→ EXERCISE BRIEF
Your answer should be a single number: the count of lines holding the word "Anywhere".

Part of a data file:
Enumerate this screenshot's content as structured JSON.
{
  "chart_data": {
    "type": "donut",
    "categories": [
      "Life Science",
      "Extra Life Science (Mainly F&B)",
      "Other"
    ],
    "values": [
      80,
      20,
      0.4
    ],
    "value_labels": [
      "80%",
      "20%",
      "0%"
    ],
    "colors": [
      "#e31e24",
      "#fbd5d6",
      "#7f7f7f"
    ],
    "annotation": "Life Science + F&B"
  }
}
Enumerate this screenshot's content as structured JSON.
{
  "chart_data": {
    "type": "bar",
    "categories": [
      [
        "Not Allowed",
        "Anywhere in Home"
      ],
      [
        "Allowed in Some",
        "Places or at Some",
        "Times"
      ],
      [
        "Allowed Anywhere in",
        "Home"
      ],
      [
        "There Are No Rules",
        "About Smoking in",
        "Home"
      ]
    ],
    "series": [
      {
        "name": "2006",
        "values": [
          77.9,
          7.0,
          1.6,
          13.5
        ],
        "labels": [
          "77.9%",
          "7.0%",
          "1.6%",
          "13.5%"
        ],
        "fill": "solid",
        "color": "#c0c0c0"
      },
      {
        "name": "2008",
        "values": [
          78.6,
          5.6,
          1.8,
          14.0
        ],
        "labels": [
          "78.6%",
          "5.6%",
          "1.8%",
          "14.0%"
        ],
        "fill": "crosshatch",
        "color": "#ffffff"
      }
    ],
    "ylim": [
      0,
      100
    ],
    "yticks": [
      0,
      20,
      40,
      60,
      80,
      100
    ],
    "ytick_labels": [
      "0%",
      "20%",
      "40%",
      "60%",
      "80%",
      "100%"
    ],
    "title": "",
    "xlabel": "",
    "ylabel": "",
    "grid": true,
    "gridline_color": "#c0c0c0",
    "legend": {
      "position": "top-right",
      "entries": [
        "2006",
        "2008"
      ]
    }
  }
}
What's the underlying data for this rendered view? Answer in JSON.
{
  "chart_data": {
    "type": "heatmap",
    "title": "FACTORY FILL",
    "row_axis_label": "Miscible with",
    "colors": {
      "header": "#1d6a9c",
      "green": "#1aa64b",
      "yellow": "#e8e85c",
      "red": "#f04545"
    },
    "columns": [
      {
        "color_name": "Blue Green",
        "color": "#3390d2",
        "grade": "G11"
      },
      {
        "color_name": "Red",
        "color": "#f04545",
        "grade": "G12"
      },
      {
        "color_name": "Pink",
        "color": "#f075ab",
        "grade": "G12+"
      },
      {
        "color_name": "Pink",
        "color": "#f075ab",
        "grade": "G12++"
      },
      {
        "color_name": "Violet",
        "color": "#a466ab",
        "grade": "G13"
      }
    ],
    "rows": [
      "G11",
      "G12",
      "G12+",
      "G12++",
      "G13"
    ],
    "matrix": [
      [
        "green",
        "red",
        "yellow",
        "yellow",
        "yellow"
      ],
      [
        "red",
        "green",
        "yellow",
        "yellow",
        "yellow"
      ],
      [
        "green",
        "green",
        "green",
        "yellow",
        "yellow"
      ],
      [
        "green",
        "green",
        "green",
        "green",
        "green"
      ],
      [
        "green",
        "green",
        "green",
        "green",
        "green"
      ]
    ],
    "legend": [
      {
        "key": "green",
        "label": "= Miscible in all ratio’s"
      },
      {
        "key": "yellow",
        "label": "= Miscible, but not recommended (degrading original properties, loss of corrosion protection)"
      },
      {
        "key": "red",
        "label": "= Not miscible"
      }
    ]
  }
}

→ ANSWER TO THIS TASK
2